*TEXT EXCERPT*.
◇ ◇ ◇ ◇ ◇ ◇ ◇
Improvements to the Retry Layer #399

itsyaasir · 2024-08-24T08:52:40Z

Hi, I have seen that in the new tower v0.5 they finally added the Backoff/ExponentialBackoff policy which can be used with the retry layer.

It will be great if this library will be able to integrate this.

Thanks

geofmureithi · 2024-08-25T05:51:00Z

Technically we have first class support for anything from tower.
That said, we need a robust solution that integrates well with different backends as the current approach handles retries in memory.

reneklacan · 2024-12-05T15:51:27Z

In case somebody is looking for a working solution for apalis v0.5 that they can just copy-paste and easily modify:

use anyhow::Result;
use apalis::prelude::*;
use std::time::Duration;
use tokio::time::{sleep, Sleep};
use tower::retry::Policy;

type Req<T> = Request<T>;
type Err = Error;

#[derive(Clone, Debug)]
pub struct BackoffRetryPolicy {
    pub retries: usize,
    pub initial_backoff: Duration,
    pub multiplier: f64,
    pub max_backoff: Duration,
}

impl Default for BackoffRetryPolicy {
    fn default() -> Self {
        Self {
            retries: 25,
            initial_backoff: Duration::from_millis(1000),
            multiplier: 1.5,
            max_backoff: Duration::from_secs(60),
        }
    }
}

impl BackoffRetryPolicy {
    fn backoff_duration(&self, attempt: usize) -> Duration {
        let backoff = self.initial_backoff.as_millis() as f64 * self.multiplier.powi(attempt as i32);
        Duration::from_millis(backoff.min(self.max_backoff.as_millis() as f64) as u64)
◇ ◇ ◇ ◇ ◇ ◇ ◇
*DATASET EXTRACT*.

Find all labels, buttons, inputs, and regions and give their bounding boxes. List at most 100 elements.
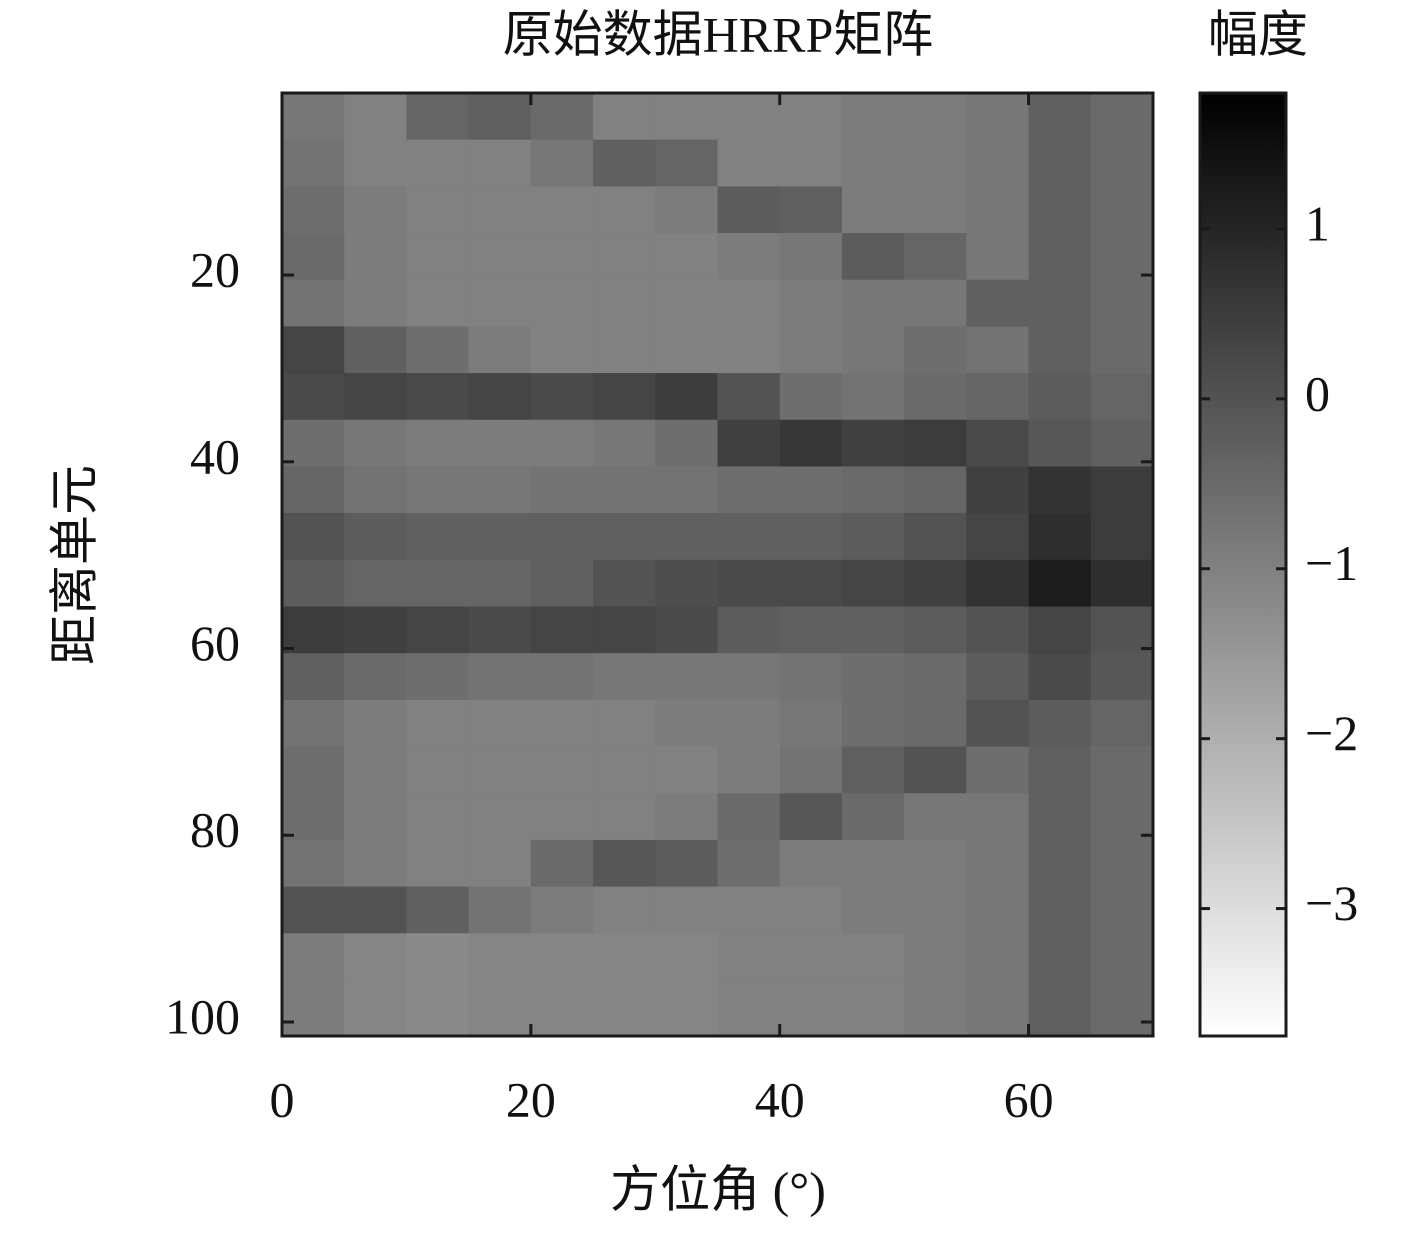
heatmap-cell: [344, 466, 408, 514]
heatmap-cell: [530, 326, 594, 374]
heatmap-cell: [1028, 419, 1092, 468]
heatmap-cell: [344, 979, 408, 1037]
heatmap-cell: [841, 466, 905, 514]
heatmap-cell: [1090, 186, 1154, 234]
x-tick-label: 0: [270, 1071, 295, 1127]
heatmap-cell: [282, 933, 345, 981]
heatmap-cell: [1028, 279, 1092, 328]
heatmap-cell: [593, 559, 656, 608]
heatmap-cell: [344, 653, 408, 701]
heatmap-cell: [593, 793, 656, 841]
heatmap-cell: [468, 559, 532, 608]
y-axis-label: 距离单元: [46, 465, 102, 665]
heatmap-cell: [904, 93, 967, 141]
heatmap-cell: [344, 186, 408, 234]
heatmap-cell: [966, 326, 1030, 374]
heatmap-cell: [344, 93, 408, 141]
heatmap-cell: [1028, 466, 1092, 514]
heatmap-cell: [717, 326, 781, 374]
heatmap-cell: [841, 839, 905, 888]
heatmap-cell: [344, 606, 408, 654]
heatmap-cell: [655, 373, 719, 421]
heatmap-cell: [1028, 793, 1092, 841]
heatmap-cell: [904, 279, 967, 328]
y-tick-label: 60: [190, 615, 240, 671]
heatmap-cell: [1028, 653, 1092, 701]
heatmap-cell: [904, 746, 967, 794]
heatmap-cell: [841, 886, 905, 934]
heatmap-cell: [593, 886, 656, 934]
heatmap-cell: [655, 513, 719, 561]
heatmap-cell: [468, 186, 532, 234]
heatmap-cell: [1090, 513, 1154, 561]
heatmap-cell: [344, 279, 408, 328]
heatmap-cell: [282, 93, 345, 141]
heatmap-cell: [904, 606, 967, 654]
x-tick-label: 20: [506, 1071, 556, 1127]
heatmap-cell: [1028, 186, 1092, 234]
heatmap-cell: [841, 373, 905, 421]
heatmap-cell: [282, 979, 345, 1037]
plot-frame: [280, 91, 1155, 1038]
heatmap-cell: [406, 373, 470, 421]
heatmap: [282, 93, 1154, 1037]
heatmap-cell: [655, 979, 719, 1037]
heatmap-cell: [966, 466, 1030, 514]
heatmap-cell: [593, 233, 656, 281]
chart-title: 原始数据HRRP矩阵: [503, 6, 934, 62]
heatmap-cell: [966, 373, 1030, 421]
heatmap-cell: [779, 233, 843, 281]
heatmap-cell: [282, 373, 345, 421]
heatmap-cell: [966, 606, 1030, 654]
heatmap-cell: [593, 839, 656, 888]
heatmap-cell: [468, 513, 532, 561]
heatmap-cell: [655, 933, 719, 981]
heatmap-cell: [282, 559, 345, 608]
heatmap-cell: [841, 979, 905, 1037]
heatmap-cell: [1028, 699, 1092, 748]
heatmap-cell: [966, 186, 1030, 234]
heatmap-cell: [966, 653, 1030, 701]
heatmap-cell: [530, 93, 594, 141]
heatmap-cell: [468, 139, 532, 187]
heatmap-cell: [904, 933, 967, 981]
heatmap-cell: [904, 559, 967, 608]
heatmap-cell: [593, 279, 656, 328]
heatmap-cell: [1090, 933, 1154, 981]
heatmap-cell: [406, 186, 470, 234]
heatmap-cell: [966, 279, 1030, 328]
heatmap-cell: [904, 979, 967, 1037]
heatmap-cell: [406, 653, 470, 701]
heatmap-cell: [841, 653, 905, 701]
x-tick-label: 40: [755, 1071, 805, 1127]
heatmap-cell: [904, 419, 967, 468]
heatmap-cell: [779, 93, 843, 141]
heatmap-cell: [655, 746, 719, 794]
heatmap-cell: [1090, 839, 1154, 888]
heatmap-cell: [530, 186, 594, 234]
heatmap-cell: [406, 93, 470, 141]
heatmap-cell: [468, 233, 532, 281]
heatmap-cell: [344, 746, 408, 794]
heatmap-cell: [406, 746, 470, 794]
heatmap-cell: [406, 886, 470, 934]
heatmap-cell: [779, 326, 843, 374]
heatmap-cell: [344, 839, 408, 888]
heatmap-cell: [1028, 373, 1092, 421]
heatmap-cell: [406, 979, 470, 1037]
heatmap-cell: [530, 979, 594, 1037]
heatmap-cell: [966, 886, 1030, 934]
heatmap-cell: [468, 419, 532, 468]
heatmap-cell: [841, 93, 905, 141]
heatmap-cell: [1090, 326, 1154, 374]
heatmap-cell: [841, 559, 905, 608]
heatmap-cell: [468, 979, 532, 1037]
heatmap-cell: [904, 513, 967, 561]
heatmap-cell: [282, 699, 345, 748]
heatmap-cell: [779, 746, 843, 794]
heatmap-cell: [904, 886, 967, 934]
heatmap-cell: [841, 139, 905, 187]
heatmap-cell: [344, 326, 408, 374]
heatmap-cell: [530, 839, 594, 888]
heatmap-cell: [406, 279, 470, 328]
◇ ◇ ◇ ◇ ◇ ◇ ◇
*SHORT TASK*. Pick up the apalis retry-layer discussion at the point where it stops and keep writing it.

*ANSWER BELOW*.
    }
}

impl<T, Res> Policy<Req<T>, Res, Err> for BackoffRetryPolicy
where
    T: Clone,
{
    type Future = Sleep;

    fn retry(&mut self, req: &mut Req<T>, result: &mut Result<Res, Err>) -> Option<Self::Future> {
        let ctx = req.get::<Attempt>().cloned().unwrap_or_default();

        match result {
            Ok(_) => None,
            Err(_) if (self.retries - ctx.current() > 0) => {
                let backoff_duration = self.backoff_duration(ctx.current());
                Some(sleep(backoff_duration))
            }
            Err(_) => None,
        }
    }

    fn clone_request(&mut self, req: &Req<T>) -> Option<Req<T>> {
        let mut req = req.clone();
        let value = req
            .get::<Attempt>()
            .cloned()
            .map(|attempt| {
                attempt.increment();
                attempt
            })
            .unwrap_or_default();
        req.insert(value);
        Some(req)
    }
}

and then:

// ...

.layer(RetryLayer::new(BackoffRetryPolicy::default())

// or 

.layer(RetryLayer::new(BackoffRetryPolicy {
    retries: 10,
    initial_backoff: std::time::Duration::from_millis(1000),
    multiplier: 4.0,
    max_backoff: std::time::Duration::from_secs(60),
}))

geofmureithi · 2024-12-06T17:10:46Z

@reneklacan The example provided is outdated, it would only work for v0.5.
The other problem that needs to be resolved is the fact that this happens in memory, meaning that it cannot be gracefully shutdown and it does not update the backend.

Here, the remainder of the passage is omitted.